Below are some records; repeat them all exactly, minus the pictures.

**Dataset entries:**

START

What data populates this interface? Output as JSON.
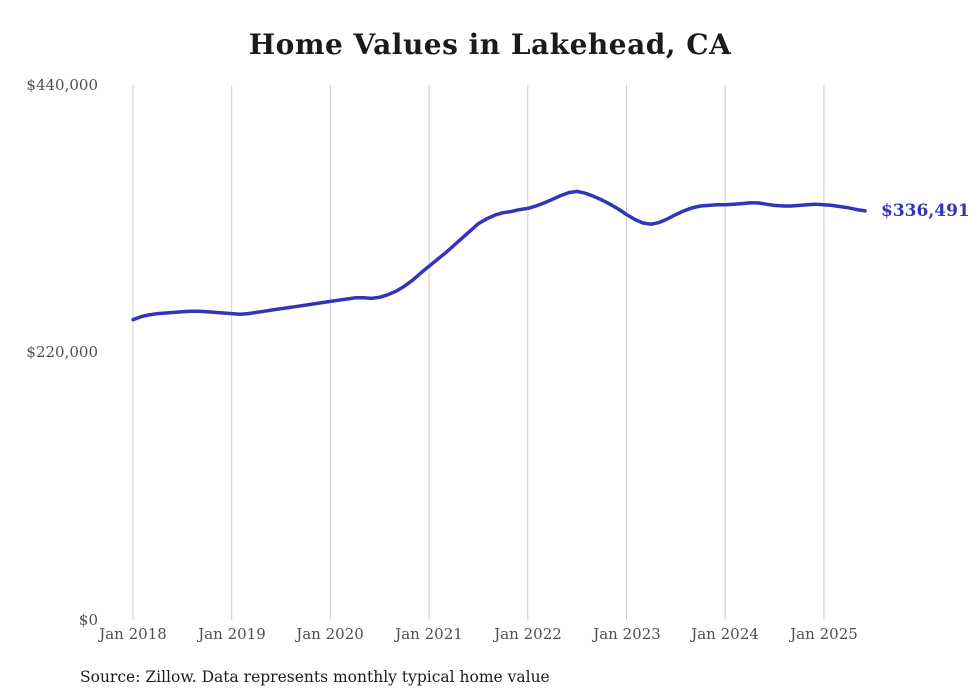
{
  "chart_data": {
    "type": "line",
    "title": "Home Values in Lakehead, CA",
    "xlabel": "",
    "ylabel": "",
    "ylim": [
      0,
      440000
    ],
    "grid": "vertical-only",
    "legend": "none",
    "x_unit": "month",
    "x_start": "Jan 2018",
    "x_end": "Jun 2025",
    "x_tick_labels": [
      "Jan 2018",
      "Jan 2019",
      "Jan 2020",
      "Jan 2021",
      "Jan 2022",
      "Jan 2023",
      "Jan 2024",
      "Jan 2025"
    ],
    "y_tick_labels": [
      "$440,000",
      "$220,000",
      "$0"
    ],
    "line_color": "#3434b8",
    "end_label": "$336,491",
    "end_value": 336491,
    "source_note": "Source: Zillow. Data represents monthly typical home value",
    "values": [
      247000,
      249500,
      251000,
      252000,
      252500,
      253000,
      253500,
      254000,
      254000,
      253500,
      253000,
      252500,
      252000,
      251500,
      252000,
      253000,
      254000,
      255000,
      256000,
      257000,
      258000,
      259000,
      260000,
      261000,
      262000,
      263000,
      264000,
      265000,
      265000,
      264500,
      265500,
      267500,
      270500,
      274500,
      279500,
      285500,
      291000,
      296500,
      302000,
      308000,
      314000,
      320000,
      326000,
      330000,
      333000,
      335000,
      336000,
      337500,
      338500,
      340500,
      343000,
      346000,
      349000,
      351500,
      352500,
      351000,
      348500,
      345500,
      342000,
      338000,
      333500,
      329500,
      326500,
      325500,
      327000,
      330000,
      333500,
      336500,
      339000,
      340500,
      341000,
      341500,
      341500,
      342000,
      342500,
      343000,
      343000,
      342000,
      341000,
      340500,
      340500,
      341000,
      341500,
      342000,
      341500,
      341000,
      340000,
      339000,
      337500,
      336491
    ]
  }
}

END

**Output of the task:**
What data populates this interface? Output as JSON.
{
  "chart_data": {
    "type": "line",
    "title": "Home Values in Lakehead, CA",
    "xlabel": "",
    "ylabel": "",
    "ylim": [
      0,
      440000
    ],
    "grid": "vertical-only",
    "legend": "none",
    "x_unit": "month",
    "x_start": "Jan 2018",
    "x_end": "Jun 2025",
    "x_tick_labels": [
      "Jan 2018",
      "Jan 2019",
      "Jan 2020",
      "Jan 2021",
      "Jan 2022",
      "Jan 2023",
      "Jan 2024",
      "Jan 2025"
    ],
    "y_tick_labels": [
      "$440,000",
      "$220,000",
      "$0"
    ],
    "line_color": "#3434b8",
    "end_label": "$336,491",
    "end_value": 336491,
    "source_note": "Source: Zillow. Data represents monthly typical home value",
    "values": [
      247000,
      249500,
      251000,
      252000,
      252500,
      253000,
      253500,
      254000,
      254000,
      253500,
      253000,
      252500,
      252000,
      251500,
      252000,
      253000,
      254000,
      255000,
      256000,
      257000,
      258000,
      259000,
      260000,
      261000,
      262000,
      263000,
      264000,
      265000,
      265000,
      264500,
      265500,
      267500,
      270500,
      274500,
      279500,
      285500,
      291000,
      296500,
      302000,
      308000,
      314000,
      320000,
      326000,
      330000,
      333000,
      335000,
      336000,
      337500,
      338500,
      340500,
      343000,
      346000,
      349000,
      351500,
      352500,
      351000,
      348500,
      345500,
      342000,
      338000,
      333500,
      329500,
      326500,
      325500,
      327000,
      330000,
      333500,
      336500,
      339000,
      340500,
      341000,
      341500,
      341500,
      342000,
      342500,
      343000,
      343000,
      342000,
      341000,
      340500,
      340500,
      341000,
      341500,
      342000,
      341500,
      341000,
      340000,
      339000,
      337500,
      336491
    ]
  }
}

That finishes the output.